→ EXERCISE REQUIREMENTS:
Reproduce all the lines exactly as they stand, apart from the pictures.

## BEGIN

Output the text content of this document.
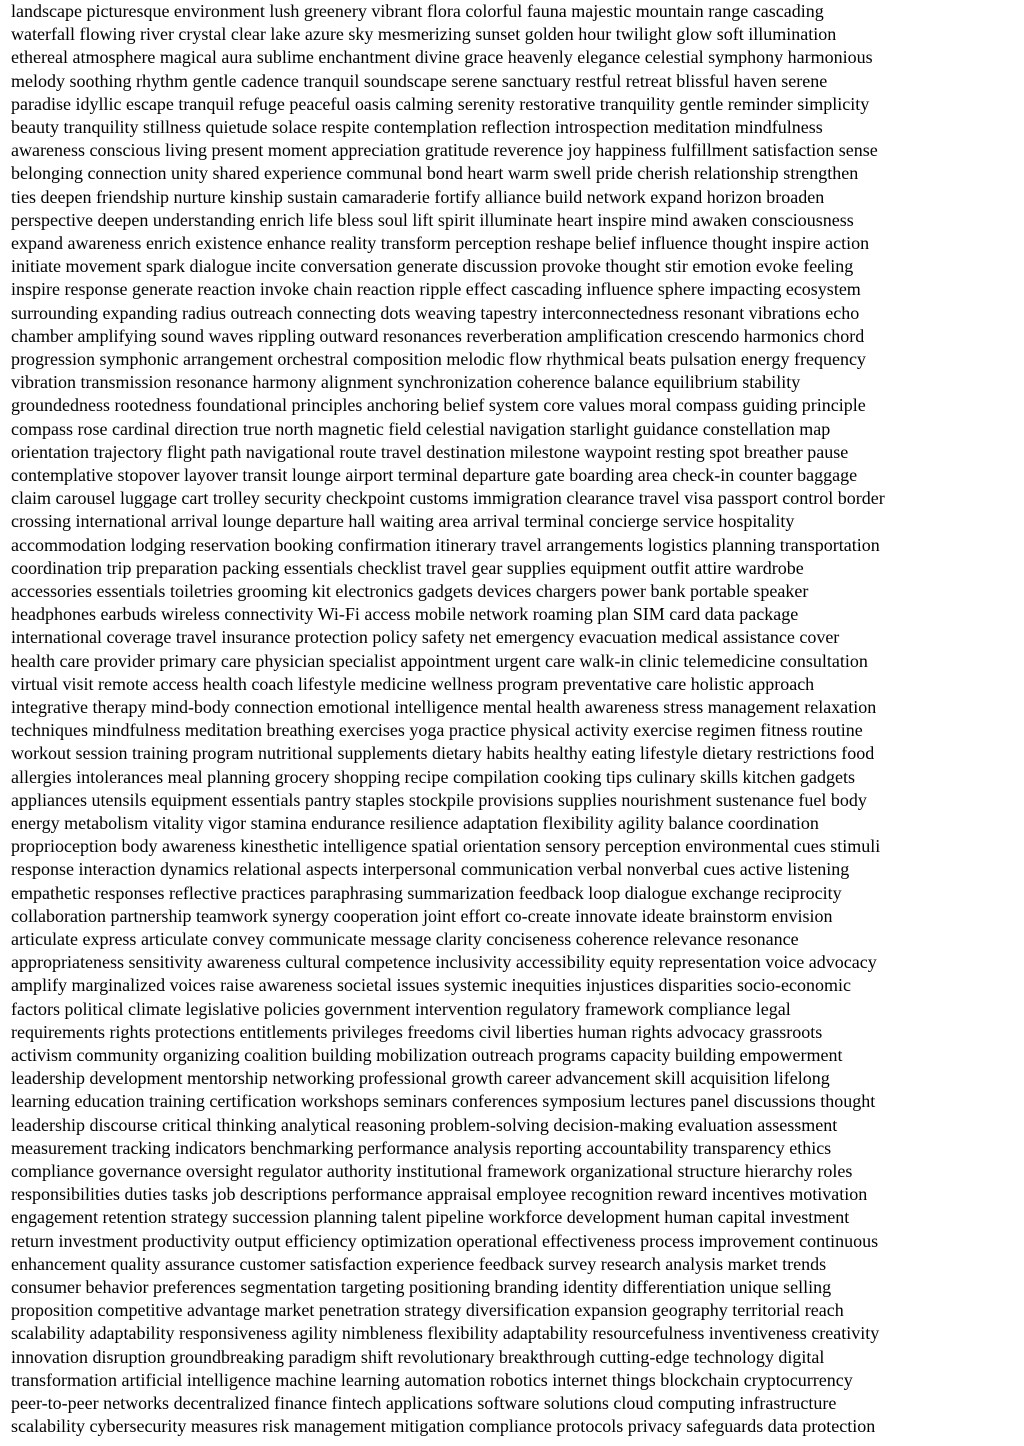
landscape picturesque environment lush greenery vibrant flora colorful fauna majestic mountain range cascading
waterfall flowing river crystal clear lake azure sky mesmerizing sunset golden hour twilight glow soft illumination
ethereal atmosphere magical aura sublime enchantment divine grace heavenly elegance celestial symphony harmonious
melody soothing rhythm gentle cadence tranquil soundscape serene sanctuary restful retreat blissful haven serene
paradise idyllic escape tranquil refuge peaceful oasis calming serenity restorative tranquility gentle reminder simplicity
beauty tranquility stillness quietude solace respite contemplation reflection introspection meditation mindfulness
awareness conscious living present moment appreciation gratitude reverence joy happiness fulfillment satisfaction sense
belonging connection unity shared experience communal bond heart warm swell pride cherish relationship strengthen
ties deepen friendship nurture kinship sustain camaraderie fortify alliance build network expand horizon broaden
perspective deepen understanding enrich life bless soul lift spirit illuminate heart inspire mind awaken consciousness
expand awareness enrich existence enhance reality transform perception reshape belief influence thought inspire action
initiate movement spark dialogue incite conversation generate discussion provoke thought stir emotion evoke feeling
inspire response generate reaction invoke chain reaction ripple effect cascading influence sphere impacting ecosystem
surrounding expanding radius outreach connecting dots weaving tapestry interconnectedness resonant vibrations echo
chamber amplifying sound waves rippling outward resonances reverberation amplification crescendo harmonics chord
progression symphonic arrangement orchestral composition melodic flow rhythmical beats pulsation energy frequency
vibration transmission resonance harmony alignment synchronization coherence balance equilibrium stability
groundedness rootedness foundational principles anchoring belief system core values moral compass guiding principle
compass rose cardinal direction true north magnetic field celestial navigation starlight guidance constellation map
orientation trajectory flight path navigational route travel destination milestone waypoint resting spot breather pause
contemplative stopover layover transit lounge airport terminal departure gate boarding area check-in counter baggage
claim carousel luggage cart trolley security checkpoint customs immigration clearance travel visa passport control border
crossing international arrival lounge departure hall waiting area arrival terminal concierge service hospitality
accommodation lodging reservation booking confirmation itinerary travel arrangements logistics planning transportation
coordination trip preparation packing essentials checklist travel gear supplies equipment outfit attire wardrobe
accessories essentials toiletries grooming kit electronics gadgets devices chargers power bank portable speaker
headphones earbuds wireless connectivity Wi-Fi access mobile network roaming plan SIM card data package
international coverage travel insurance protection policy safety net emergency evacuation medical assistance cover
health care provider primary care physician specialist appointment urgent care walk-in clinic telemedicine consultation
virtual visit remote access health coach lifestyle medicine wellness program preventative care holistic approach
integrative therapy mind-body connection emotional intelligence mental health awareness stress management relaxation
techniques mindfulness meditation breathing exercises yoga practice physical activity exercise regimen fitness routine
workout session training program nutritional supplements dietary habits healthy eating lifestyle dietary restrictions food
allergies intolerances meal planning grocery shopping recipe compilation cooking tips culinary skills kitchen gadgets
appliances utensils equipment essentials pantry staples stockpile provisions supplies nourishment sustenance fuel body
energy metabolism vitality vigor stamina endurance resilience adaptation flexibility agility balance coordination
proprioception body awareness kinesthetic intelligence spatial orientation sensory perception environmental cues stimuli
response interaction dynamics relational aspects interpersonal communication verbal nonverbal cues active listening
empathetic responses reflective practices paraphrasing summarization feedback loop dialogue exchange reciprocity
collaboration partnership teamwork synergy cooperation joint effort co-create innovate ideate brainstorm envision
articulate express articulate convey communicate message clarity conciseness coherence relevance resonance
appropriateness sensitivity awareness cultural competence inclusivity accessibility equity representation voice advocacy
amplify marginalized voices raise awareness societal issues systemic inequities injustices disparities socio-economic
factors political climate legislative policies government intervention regulatory framework compliance legal
requirements rights protections entitlements privileges freedoms civil liberties human rights advocacy grassroots
activism community organizing coalition building mobilization outreach programs capacity building empowerment
leadership development mentorship networking professional growth career advancement skill acquisition lifelong
learning education training certification workshops seminars conferences symposium lectures panel discussions thought
leadership discourse critical thinking analytical reasoning problem-solving decision-making evaluation assessment
measurement tracking indicators benchmarking performance analysis reporting accountability transparency ethics
compliance governance oversight regulator authority institutional framework organizational structure hierarchy roles
responsibilities duties tasks job descriptions performance appraisal employee recognition reward incentives motivation
engagement retention strategy succession planning talent pipeline workforce development human capital investment
return investment productivity output efficiency optimization operational effectiveness process improvement continuous
enhancement quality assurance customer satisfaction experience feedback survey research analysis market trends
consumer behavior preferences segmentation targeting positioning branding identity differentiation unique selling
proposition competitive advantage market penetration strategy diversification expansion geography territorial reach
scalability adaptability responsiveness agility nimbleness flexibility adaptability resourcefulness inventiveness creativity
innovation disruption groundbreaking paradigm shift revolutionary breakthrough cutting-edge technology digital
transformation artificial intelligence machine learning automation robotics internet things blockchain cryptocurrency
peer-to-peer networks decentralized finance fintech applications software solutions cloud computing infrastructure
scalability cybersecurity measures risk management mitigation compliance protocols privacy safeguards data protection
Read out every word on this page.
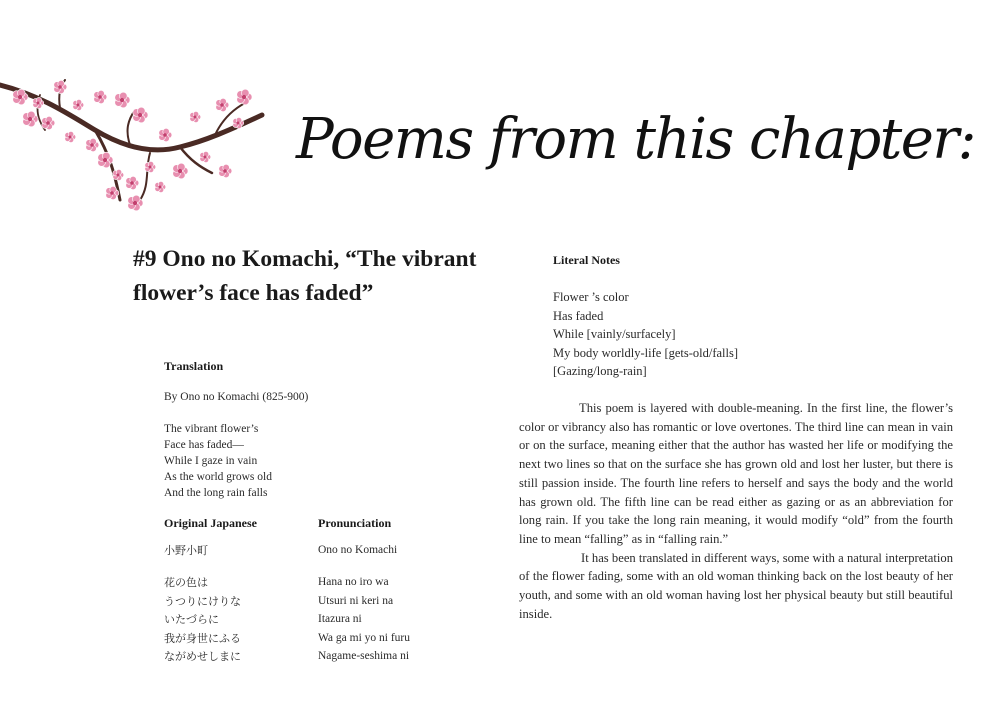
Poems from this chapter:
#9 Ono no Komachi, “The vibrant flower’s face has faded”
Translation
By Ono no Komachi (825-900)
The vibrant flower’s
Face has faded—
While I gaze in vain
As the world grows old
And the long rain falls
Original Japanese
小野小町
花の色は
うつりにけりな
いたづらに
我が身世にふる
ながめせしまに
Pronunciation
Ono no Komachi
Hana no iro wa
Utsuri ni keri na
Itazura ni
Wa ga mi yo ni furu
Nagame-seshima ni
Literal Notes
Flower ’s color
Has faded
While [vainly/surfacely]
My body worldly-life [gets-old/falls]
[Gazing/long-rain]

This poem is layered with double-meaning. In the first line, the flower’s color or vibrancy also has romantic or love overtones. The third line can mean in vain or on the surface, meaning either that the author has wasted her life or modifying the next two lines so that on the surface she has grown old and lost her luster, but there is still passion inside. The fourth line refers to herself and says the body and the world has grown old. The fifth line can be read either as gazing or as an abbreviation for long rain. If you take the long rain meaning, it would modify “old” from the fourth line to mean “falling” as in “falling rain.”

It has been translated in different ways, some with a natural interpretation of the flower fading, some with an old woman thinking back on the lost beauty of her youth, and some with an old woman having lost her physical beauty but still beautiful inside.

## END

→ ANSWER TO THIS EXERCISE:
Output the text content of this document.
landscape picturesque environment lush greenery vibrant flora colorful fauna majestic mountain range cascading
waterfall flowing river crystal clear lake azure sky mesmerizing sunset golden hour twilight glow soft illumination
ethereal atmosphere magical aura sublime enchantment divine grace heavenly elegance celestial symphony harmonious
melody soothing rhythm gentle cadence tranquil soundscape serene sanctuary restful retreat blissful haven serene
paradise idyllic escape tranquil refuge peaceful oasis calming serenity restorative tranquility gentle reminder simplicity
beauty tranquility stillness quietude solace respite contemplation reflection introspection meditation mindfulness
awareness conscious living present moment appreciation gratitude reverence joy happiness fulfillment satisfaction sense
belonging connection unity shared experience communal bond heart warm swell pride cherish relationship strengthen
ties deepen friendship nurture kinship sustain camaraderie fortify alliance build network expand horizon broaden
perspective deepen understanding enrich life bless soul lift spirit illuminate heart inspire mind awaken consciousness
expand awareness enrich existence enhance reality transform perception reshape belief influence thought inspire action
initiate movement spark dialogue incite conversation generate discussion provoke thought stir emotion evoke feeling
inspire response generate reaction invoke chain reaction ripple effect cascading influence sphere impacting ecosystem
surrounding expanding radius outreach connecting dots weaving tapestry interconnectedness resonant vibrations echo
chamber amplifying sound waves rippling outward resonances reverberation amplification crescendo harmonics chord
progression symphonic arrangement orchestral composition melodic flow rhythmical beats pulsation energy frequency
vibration transmission resonance harmony alignment synchronization coherence balance equilibrium stability
groundedness rootedness foundational principles anchoring belief system core values moral compass guiding principle
compass rose cardinal direction true north magnetic field celestial navigation starlight guidance constellation map
orientation trajectory flight path navigational route travel destination milestone waypoint resting spot breather pause
contemplative stopover layover transit lounge airport terminal departure gate boarding area check-in counter baggage
claim carousel luggage cart trolley security checkpoint customs immigration clearance travel visa passport control border
crossing international arrival lounge departure hall waiting area arrival terminal concierge service hospitality
accommodation lodging reservation booking confirmation itinerary travel arrangements logistics planning transportation
coordination trip preparation packing essentials checklist travel gear supplies equipment outfit attire wardrobe
accessories essentials toiletries grooming kit electronics gadgets devices chargers power bank portable speaker
headphones earbuds wireless connectivity Wi-Fi access mobile network roaming plan SIM card data package
international coverage travel insurance protection policy safety net emergency evacuation medical assistance cover
health care provider primary care physician specialist appointment urgent care walk-in clinic telemedicine consultation
virtual visit remote access health coach lifestyle medicine wellness program preventative care holistic approach
integrative therapy mind-body connection emotional intelligence mental health awareness stress management relaxation
techniques mindfulness meditation breathing exercises yoga practice physical activity exercise regimen fitness routine
workout session training program nutritional supplements dietary habits healthy eating lifestyle dietary restrictions food
allergies intolerances meal planning grocery shopping recipe compilation cooking tips culinary skills kitchen gadgets
appliances utensils equipment essentials pantry staples stockpile provisions supplies nourishment sustenance fuel body
energy metabolism vitality vigor stamina endurance resilience adaptation flexibility agility balance coordination
proprioception body awareness kinesthetic intelligence spatial orientation sensory perception environmental cues stimuli
response interaction dynamics relational aspects interpersonal communication verbal nonverbal cues active listening
empathetic responses reflective practices paraphrasing summarization feedback loop dialogue exchange reciprocity
collaboration partnership teamwork synergy cooperation joint effort co-create innovate ideate brainstorm envision
articulate express articulate convey communicate message clarity conciseness coherence relevance resonance
appropriateness sensitivity awareness cultural competence inclusivity accessibility equity representation voice advocacy
amplify marginalized voices raise awareness societal issues systemic inequities injustices disparities socio-economic
factors political climate legislative policies government intervention regulatory framework compliance legal
requirements rights protections entitlements privileges freedoms civil liberties human rights advocacy grassroots
activism community organizing coalition building mobilization outreach programs capacity building empowerment
leadership development mentorship networking professional growth career advancement skill acquisition lifelong
learning education training certification workshops seminars conferences symposium lectures panel discussions thought
leadership discourse critical thinking analytical reasoning problem-solving decision-making evaluation assessment
measurement tracking indicators benchmarking performance analysis reporting accountability transparency ethics
compliance governance oversight regulator authority institutional framework organizational structure hierarchy roles
responsibilities duties tasks job descriptions performance appraisal employee recognition reward incentives motivation
engagement retention strategy succession planning talent pipeline workforce development human capital investment
return investment productivity output efficiency optimization operational effectiveness process improvement continuous
enhancement quality assurance customer satisfaction experience feedback survey research analysis market trends
consumer behavior preferences segmentation targeting positioning branding identity differentiation unique selling
proposition competitive advantage market penetration strategy diversification expansion geography territorial reach
scalability adaptability responsiveness agility nimbleness flexibility adaptability resourcefulness inventiveness creativity
innovation disruption groundbreaking paradigm shift revolutionary breakthrough cutting-edge technology digital
transformation artificial intelligence machine learning automation robotics internet things blockchain cryptocurrency
peer-to-peer networks decentralized finance fintech applications software solutions cloud computing infrastructure
scalability cybersecurity measures risk management mitigation compliance protocols privacy safeguards data protection
Read out every word on this page.
Poems from this chapter:
#9 Ono no Komachi, “The vibrant flower’s face has faded”
Translation
By Ono no Komachi (825-900)
The vibrant flower’s
Face has faded—
While I gaze in vain
As the world grows old
And the long rain falls
Original Japanese
小野小町
花の色は
うつりにけりな
いたづらに
我が身世にふる
ながめせしまに
Pronunciation
Ono no Komachi
Hana no iro wa
Utsuri ni keri na
Itazura ni
Wa ga mi yo ni furu
Nagame-seshima ni
Literal Notes
Flower ’s color
Has faded
While [vainly/surfacely]
My body worldly-life [gets-old/falls]
[Gazing/long-rain]

This poem is layered with double-meaning. In the first line, the flower’s color or vibrancy also has romantic or love overtones. The third line can mean in vain or on the surface, meaning either that the author has wasted her life or modifying the next two lines so that on the surface she has grown old and lost her luster, but there is still passion inside. The fourth line refers to herself and says the body and the world has grown old. The fifth line can be read either as gazing or as an abbreviation for long rain. If you take the long rain meaning, it would modify “old” from the fourth line to mean “falling” as in “falling rain.”

It has been translated in different ways, some with a natural interpretation of the flower fading, some with an old woman thinking back on the lost beauty of her youth, and some with an old woman having lost her physical beauty but still beautiful inside.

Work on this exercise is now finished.